* **Brief**
Nothing in the data should change when you return it, but leave the pictures out.

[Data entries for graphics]
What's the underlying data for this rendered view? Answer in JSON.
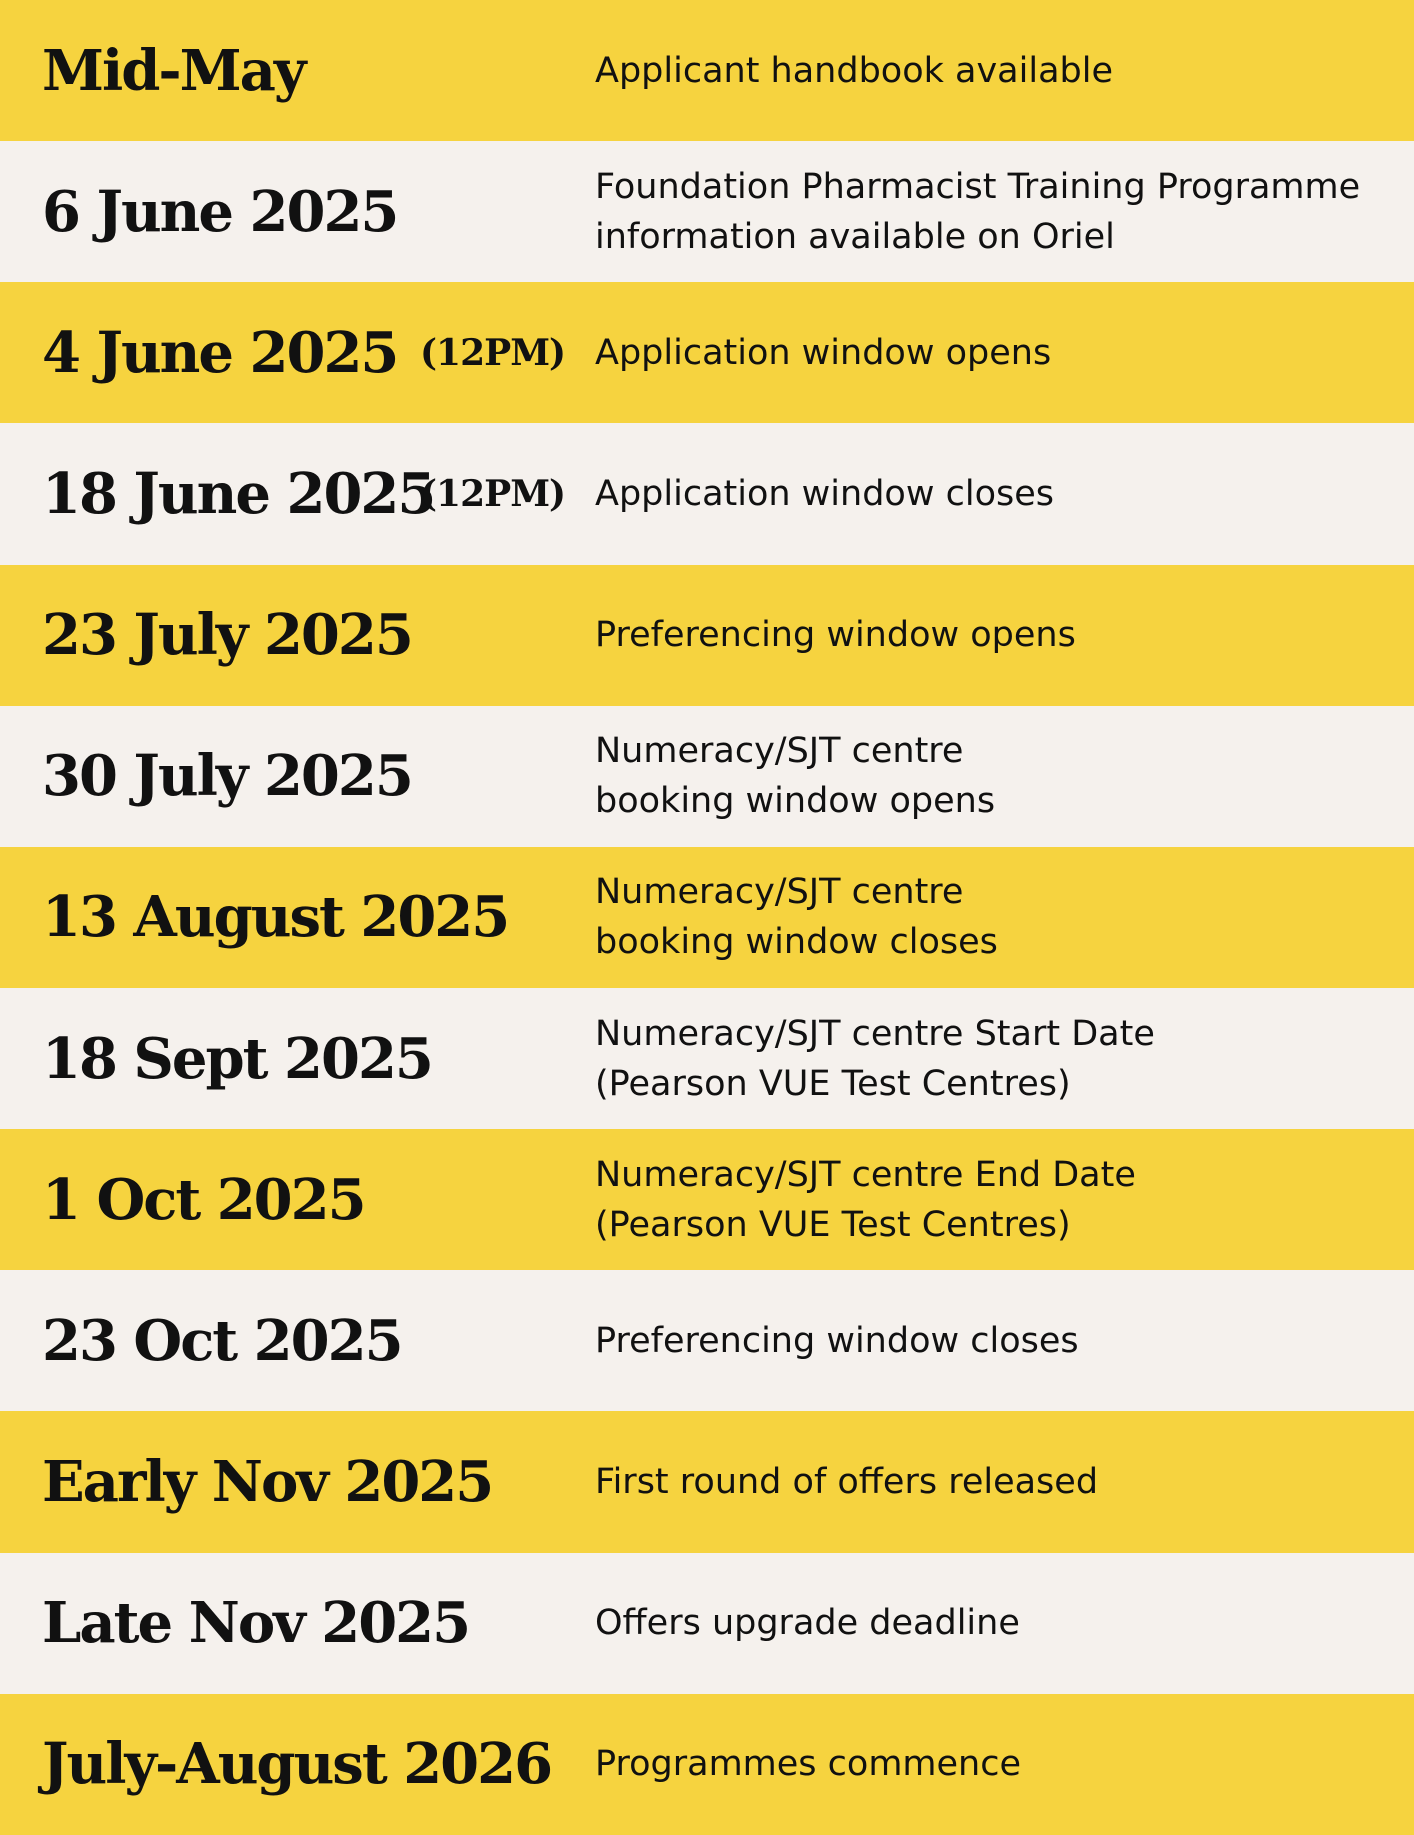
{
  "colors": {
    "yellow": "#F6D33F",
    "offwhite": "#F5F1ED"
  },
  "rows": [
    {
      "date": "Mid-May",
      "time": "",
      "desc": [
        "Applicant handbook available"
      ]
    },
    {
      "date": "6 June 2025",
      "time": "",
      "desc": [
        "Foundation Pharmacist Training Programme",
        "information available on Oriel"
      ]
    },
    {
      "date": "4 June 2025",
      "time": "(12PM)",
      "desc": [
        "Application window opens"
      ]
    },
    {
      "date": "18 June 2025",
      "time": "(12PM)",
      "desc": [
        "Application window closes"
      ]
    },
    {
      "date": "23 July 2025",
      "time": "",
      "desc": [
        "Preferencing window opens"
      ]
    },
    {
      "date": "30 July 2025",
      "time": "",
      "desc": [
        "Numeracy/SJT centre",
        "booking window opens"
      ]
    },
    {
      "date": "13 August 2025",
      "time": "",
      "desc": [
        "Numeracy/SJT centre",
        "booking window closes"
      ]
    },
    {
      "date": "18 Sept 2025",
      "time": "",
      "desc": [
        "Numeracy/SJT centre Start Date",
        "(Pearson VUE Test Centres)"
      ]
    },
    {
      "date": "1 Oct 2025",
      "time": "",
      "desc": [
        "Numeracy/SJT centre End Date",
        "(Pearson VUE Test Centres)"
      ]
    },
    {
      "date": "23 Oct 2025",
      "time": "",
      "desc": [
        "Preferencing window closes"
      ]
    },
    {
      "date": "Early Nov 2025",
      "time": "",
      "desc": [
        "First round of offers released"
      ]
    },
    {
      "date": "Late Nov 2025",
      "time": "",
      "desc": [
        "Offers upgrade deadline"
      ]
    },
    {
      "date": "July-August 2026",
      "time": "",
      "desc": [
        "Programmes commence"
      ]
    }
  ]
}
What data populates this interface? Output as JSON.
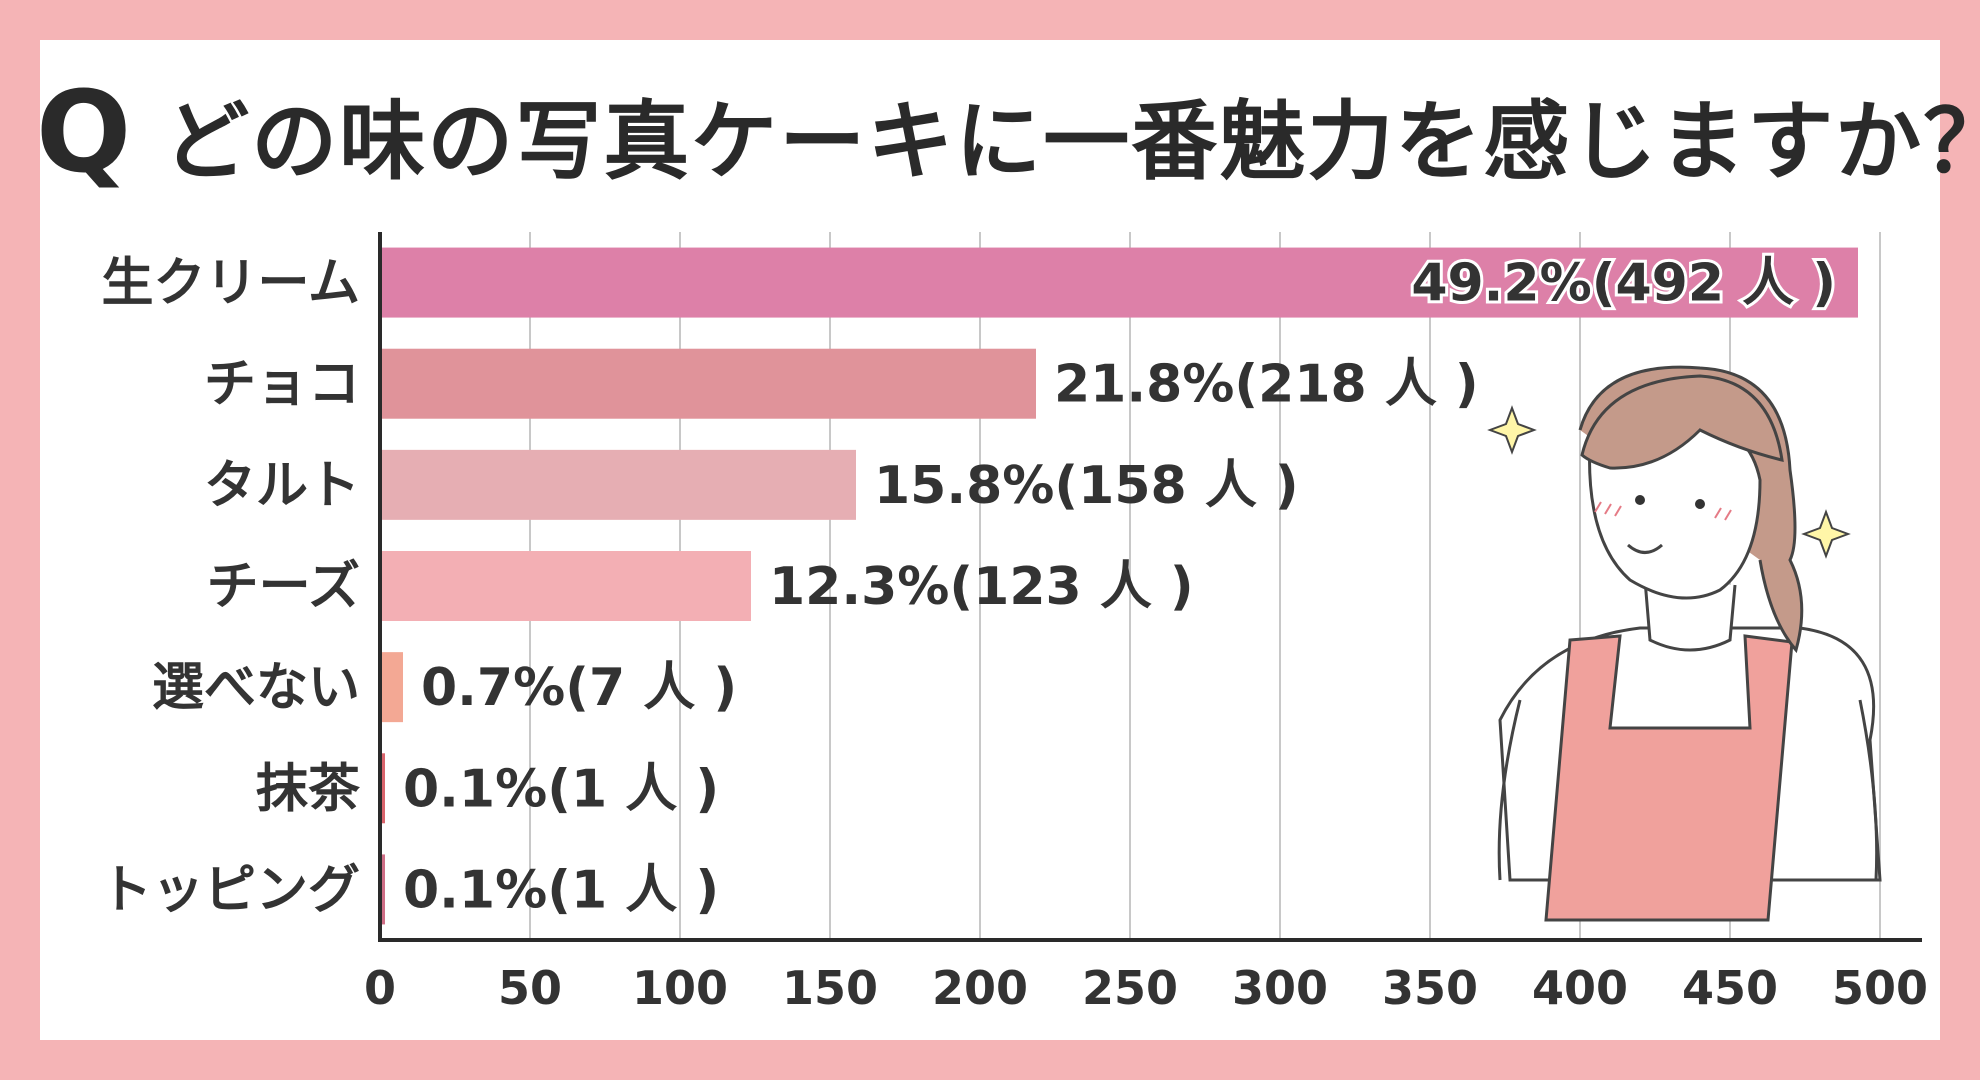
{
  "title": {
    "q": "Q",
    "text": "どの味の写真ケーキに一番魅力を感じますか？"
  },
  "chart_data": {
    "type": "bar",
    "orientation": "horizontal",
    "categories": [
      "生クリーム",
      "チョコ",
      "タルト",
      "チーズ",
      "選べない",
      "抹茶",
      "トッピング"
    ],
    "values": [
      492,
      218,
      158,
      123,
      7,
      1,
      1
    ],
    "value_labels": [
      "49.2%(492 人 )",
      "21.8%(218 人 )",
      "15.8%(158 人 )",
      "12.3%(123 人 )",
      "0.7%(7 人 )",
      "0.1%(1 人 )",
      "0.1%(1 人 )"
    ],
    "bar_colors": [
      "#dd80a8",
      "#e0939a",
      "#e6aeb3",
      "#f3afb4",
      "#f3a894",
      "#d9646c",
      "#cf6e86"
    ],
    "xlim": [
      0,
      500
    ],
    "ticks": [
      "0",
      "50",
      "100",
      "150",
      "200",
      "250",
      "300",
      "350",
      "400",
      "450",
      "500"
    ],
    "grid": true,
    "xlabel": "",
    "ylabel": ""
  },
  "illustration": {
    "icon": "woman-in-apron-illustration",
    "sparkle_icon": "sparkle-icon"
  },
  "colors": {
    "border": "#f5b4b6",
    "background": "#ffffff",
    "text": "#333333",
    "grid": "#c8c8c8",
    "axis": "#2a2a2a"
  }
}
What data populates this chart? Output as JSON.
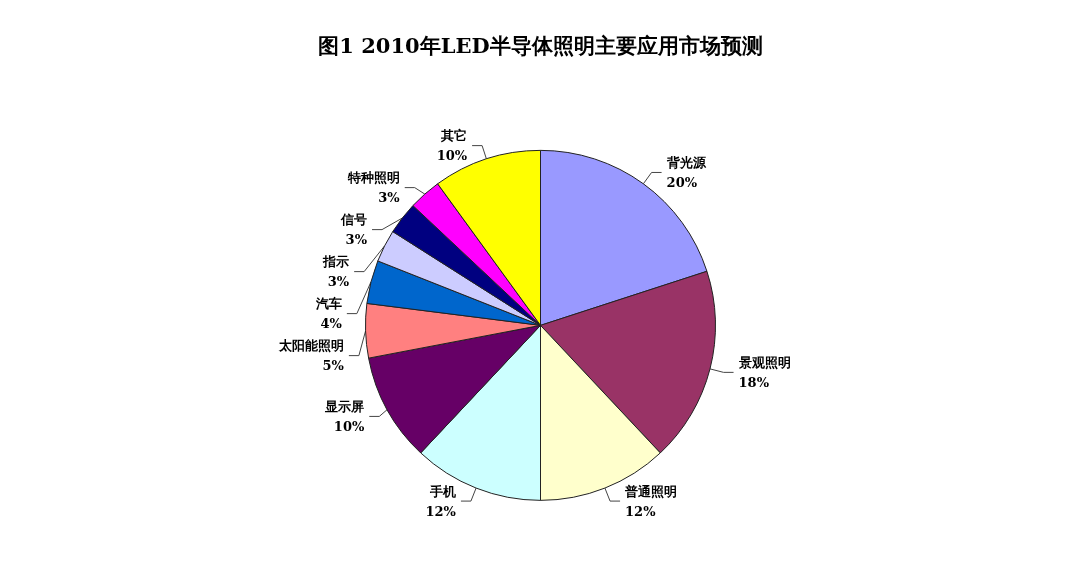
{
  "chart_data": {
    "type": "pie",
    "title": "图1 2010年LED半导体照明主要应用市场预测",
    "categories": [
      "背光源",
      "景观照明",
      "普通照明",
      "手机",
      "显示屏",
      "太阳能照明",
      "汽车",
      "指示",
      "信号",
      "特种照明",
      "其它"
    ],
    "values": [
      20,
      18,
      12,
      12,
      10,
      5,
      4,
      3,
      3,
      3,
      10
    ],
    "value_labels": [
      "20%",
      "18%",
      "12%",
      "12%",
      "10%",
      "5%",
      "4%",
      "3%",
      "3%",
      "3%",
      "10%"
    ],
    "colors": [
      "#9999ff",
      "#993366",
      "#ffffcc",
      "#ccffff",
      "#660066",
      "#ff8080",
      "#0066cc",
      "#ccccff",
      "#000080",
      "#ff00ff",
      "#ffff00"
    ]
  }
}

* **Output below**
What's the underlying data for this rendered view? Answer in JSON.
{
  "colors": {
    "yellow": "#F6D33F",
    "offwhite": "#F5F1ED"
  },
  "rows": [
    {
      "date": "Mid-May",
      "time": "",
      "desc": [
        "Applicant handbook available"
      ]
    },
    {
      "date": "6 June 2025",
      "time": "",
      "desc": [
        "Foundation Pharmacist Training Programme",
        "information available on Oriel"
      ]
    },
    {
      "date": "4 June 2025",
      "time": "(12PM)",
      "desc": [
        "Application window opens"
      ]
    },
    {
      "date": "18 June 2025",
      "time": "(12PM)",
      "desc": [
        "Application window closes"
      ]
    },
    {
      "date": "23 July 2025",
      "time": "",
      "desc": [
        "Preferencing window opens"
      ]
    },
    {
      "date": "30 July 2025",
      "time": "",
      "desc": [
        "Numeracy/SJT centre",
        "booking window opens"
      ]
    },
    {
      "date": "13 August 2025",
      "time": "",
      "desc": [
        "Numeracy/SJT centre",
        "booking window closes"
      ]
    },
    {
      "date": "18 Sept 2025",
      "time": "",
      "desc": [
        "Numeracy/SJT centre Start Date",
        "(Pearson VUE Test Centres)"
      ]
    },
    {
      "date": "1 Oct 2025",
      "time": "",
      "desc": [
        "Numeracy/SJT centre End Date",
        "(Pearson VUE Test Centres)"
      ]
    },
    {
      "date": "23 Oct 2025",
      "time": "",
      "desc": [
        "Preferencing window closes"
      ]
    },
    {
      "date": "Early Nov 2025",
      "time": "",
      "desc": [
        "First round of offers released"
      ]
    },
    {
      "date": "Late Nov 2025",
      "time": "",
      "desc": [
        "Offers upgrade deadline"
      ]
    },
    {
      "date": "July-August 2026",
      "time": "",
      "desc": [
        "Programmes commence"
      ]
    }
  ]
}
What data populates this interface? Output as JSON.
{
  "title": {
    "q": "Q",
    "text": "どの味の写真ケーキに一番魅力を感じますか？"
  },
  "chart_data": {
    "type": "bar",
    "orientation": "horizontal",
    "categories": [
      "生クリーム",
      "チョコ",
      "タルト",
      "チーズ",
      "選べない",
      "抹茶",
      "トッピング"
    ],
    "values": [
      492,
      218,
      158,
      123,
      7,
      1,
      1
    ],
    "value_labels": [
      "49.2%(492 人 )",
      "21.8%(218 人 )",
      "15.8%(158 人 )",
      "12.3%(123 人 )",
      "0.7%(7 人 )",
      "0.1%(1 人 )",
      "0.1%(1 人 )"
    ],
    "bar_colors": [
      "#dd80a8",
      "#e0939a",
      "#e6aeb3",
      "#f3afb4",
      "#f3a894",
      "#d9646c",
      "#cf6e86"
    ],
    "xlim": [
      0,
      500
    ],
    "ticks": [
      "0",
      "50",
      "100",
      "150",
      "200",
      "250",
      "300",
      "350",
      "400",
      "450",
      "500"
    ],
    "grid": true,
    "xlabel": "",
    "ylabel": ""
  },
  "illustration": {
    "icon": "woman-in-apron-illustration",
    "sparkle_icon": "sparkle-icon"
  },
  "colors": {
    "border": "#f5b4b6",
    "background": "#ffffff",
    "text": "#333333",
    "grid": "#c8c8c8",
    "axis": "#2a2a2a"
  }
}
What data populates this chart? Output as JSON.
{
  "chart_data": {
    "type": "pie",
    "title": "图1 2010年LED半导体照明主要应用市场预测",
    "categories": [
      "背光源",
      "景观照明",
      "普通照明",
      "手机",
      "显示屏",
      "太阳能照明",
      "汽车",
      "指示",
      "信号",
      "特种照明",
      "其它"
    ],
    "values": [
      20,
      18,
      12,
      12,
      10,
      5,
      4,
      3,
      3,
      3,
      10
    ],
    "value_labels": [
      "20%",
      "18%",
      "12%",
      "12%",
      "10%",
      "5%",
      "4%",
      "3%",
      "3%",
      "3%",
      "10%"
    ],
    "colors": [
      "#9999ff",
      "#993366",
      "#ffffcc",
      "#ccffff",
      "#660066",
      "#ff8080",
      "#0066cc",
      "#ccccff",
      "#000080",
      "#ff00ff",
      "#ffff00"
    ]
  }
}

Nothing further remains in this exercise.